| Your goal |
In the material below, find each line holding the string "практика" and copy it.

| Records for processing |
- - -
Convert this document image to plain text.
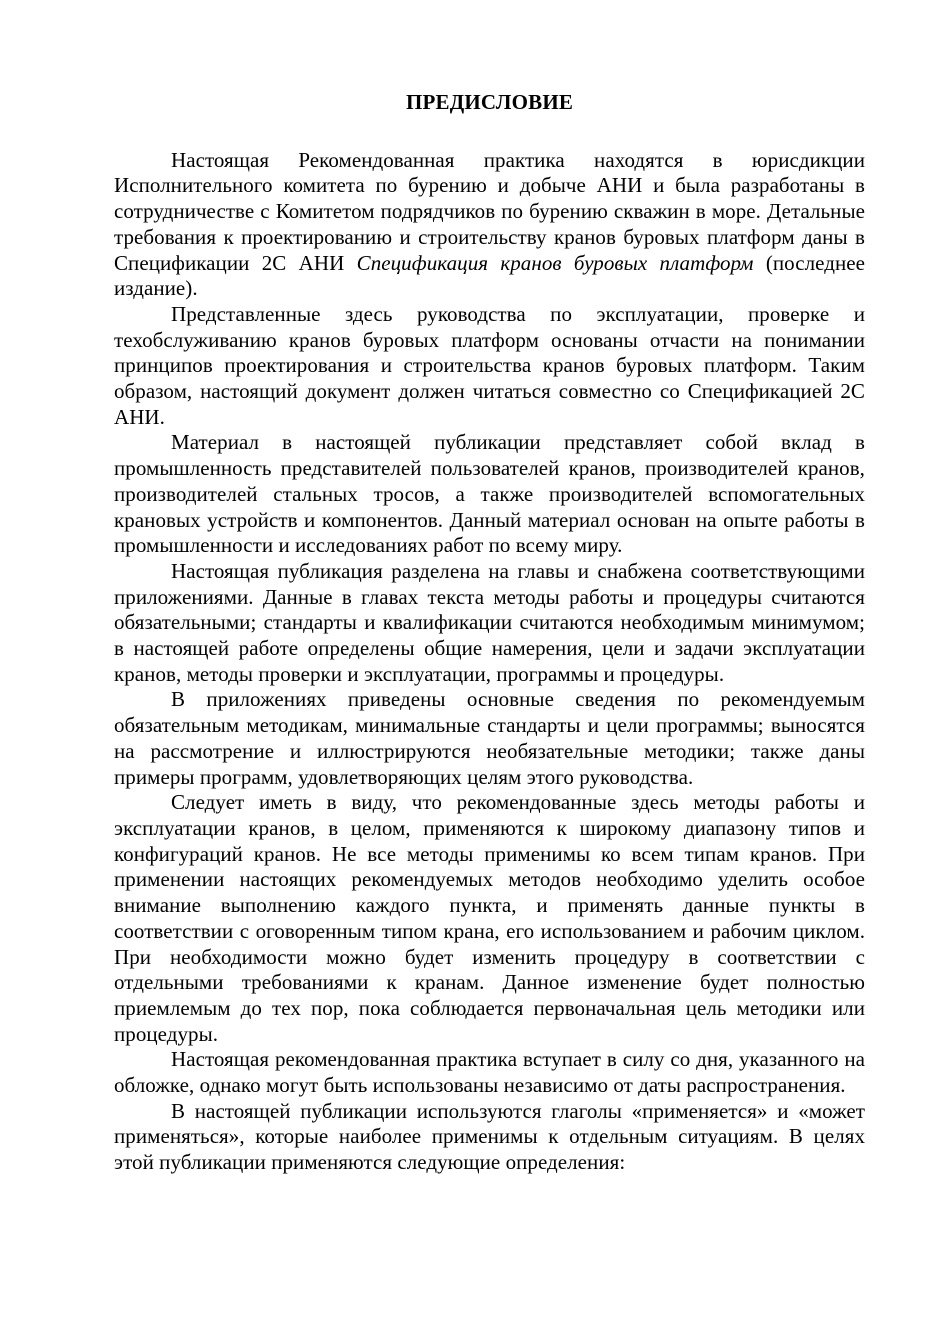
ПРЕДИСЛОВИЕ

Настоящая Рекомендованная практика находятся в юрисдикции Исполнительного комитета по бурению и добыче АНИ и была разработаны в сотрудничестве с Комитетом подрядчиков по бурению скважин в море. Детальные требования к проектированию и строительству кранов буровых платформ даны в Спецификации 2С АНИ Спецификация кранов буровых платформ (последнее издание).

Представленные здесь руководства по эксплуатации, проверке и техобслуживанию кранов буровых платформ основаны отчасти на понимании принципов проектирования и строительства кранов буровых платформ. Таким образом, настоящий документ должен читаться совместно со Спецификацией 2С АНИ.

Материал в настоящей публикации представляет собой вклад в промышленность представителей пользователей кранов, производителей кранов, производителей стальных тросов, а также производителей вспомогательных крановых устройств и компонентов. Данный материал основан на опыте работы в промышленности и исследованиях работ по всему миру.

Настоящая публикация разделена на главы и снабжена соответствующими приложениями. Данные в главах текста методы работы и процедуры считаются обязательными; стандарты и квалификации считаются необходимым минимумом; в настоящей работе определены общие намерения, цели и задачи эксплуатации кранов, методы проверки и эксплуатации, программы и процедуры.

В приложениях приведены основные сведения по рекомендуемым обязательным методикам, минимальные стандарты и цели программы; выносятся на рассмотрение и иллюстрируются необязательные методики; также даны примеры программ, удовлетворяющих целям этого руководства.

Следует иметь в виду, что рекомендованные здесь методы работы и эксплуатации кранов, в целом, применяются к широкому диапазону типов и конфигураций кранов. Не все методы применимы ко всем типам кранов. При применении настоящих рекомендуемых методов необходимо уделить особое внимание выполнению каждого пункта, и применять данные пункты в соответствии с оговоренным типом крана, его использованием и рабочим циклом. При необходимости можно будет изменить процедуру в соответствии с отдельными требованиями к кранам. Данное изменение будет полностью приемлемым до тех пор, пока соблюдается первоначальная цель методики или процедуры.

Настоящая рекомендованная практика вступает в силу со дня, указанного на обложке, однако могут быть использованы независимо от даты распространения.

В настоящей публикации используются глаголы «применяется» и «может применяться», которые наиболее применимы к отдельным ситуациям. В целях этой публикации применяются следующие определения:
- - -
| Solution to this problem |
Настоящая Рекомендованная практика находятся в юрисдикции Исполнительного комитета по бурению и добыче АНИ и была разработаны в сотрудничестве с Комитетом подрядчиков по бурению скважин в море. Детальные требования к проектированию и строительству кранов буровых платформ даны в Спецификации 2С АНИ Спецификация кранов буровых платформ (последнее издание).
Настоящая рекомендованная практика вступает в силу со дня, указанного на обложке, однако могут быть использованы независимо от даты распространения.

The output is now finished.